■ Task description ■
Output every record below exactly as it appears.

[A run of records]
==================================================

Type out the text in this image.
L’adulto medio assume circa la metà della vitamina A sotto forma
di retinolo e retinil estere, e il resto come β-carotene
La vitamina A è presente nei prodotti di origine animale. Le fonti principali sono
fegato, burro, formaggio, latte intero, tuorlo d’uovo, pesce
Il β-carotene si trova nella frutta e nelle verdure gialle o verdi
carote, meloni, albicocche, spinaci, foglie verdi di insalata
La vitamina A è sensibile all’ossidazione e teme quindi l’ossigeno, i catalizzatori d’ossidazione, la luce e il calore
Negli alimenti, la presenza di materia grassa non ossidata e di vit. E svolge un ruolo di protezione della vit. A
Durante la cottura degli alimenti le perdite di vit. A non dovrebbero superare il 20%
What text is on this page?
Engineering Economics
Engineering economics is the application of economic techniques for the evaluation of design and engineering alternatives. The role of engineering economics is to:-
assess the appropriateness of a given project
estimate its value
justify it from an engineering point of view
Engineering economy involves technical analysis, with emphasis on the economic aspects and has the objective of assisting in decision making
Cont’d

==================================================

■ Answer below ■
Type out the text in this image.
L’adulto medio assume circa la metà della vitamina A sotto forma
di retinolo e retinil estere, e il resto come β-carotene
La vitamina A è presente nei prodotti di origine animale. Le fonti principali sono
fegato, burro, formaggio, latte intero, tuorlo d’uovo, pesce
Il β-carotene si trova nella frutta e nelle verdure gialle o verdi
carote, meloni, albicocche, spinaci, foglie verdi di insalata
La vitamina A è sensibile all’ossidazione e teme quindi l’ossigeno, i catalizzatori d’ossidazione, la luce e il calore
Negli alimenti, la presenza di materia grassa non ossidata e di vit. E svolge un ruolo di protezione della vit. A
Durante la cottura degli alimenti le perdite di vit. A non dovrebbero superare il 20%
What text is on this page?
Engineering Economics
Engineering economics is the application of economic techniques for the evaluation of design and engineering alternatives. The role of engineering economics is to:-
assess the appropriateness of a given project
estimate its value
justify it from an engineering point of view
Engineering economy involves technical analysis, with emphasis on the economic aspects and has the objective of assisting in decision making
Cont’d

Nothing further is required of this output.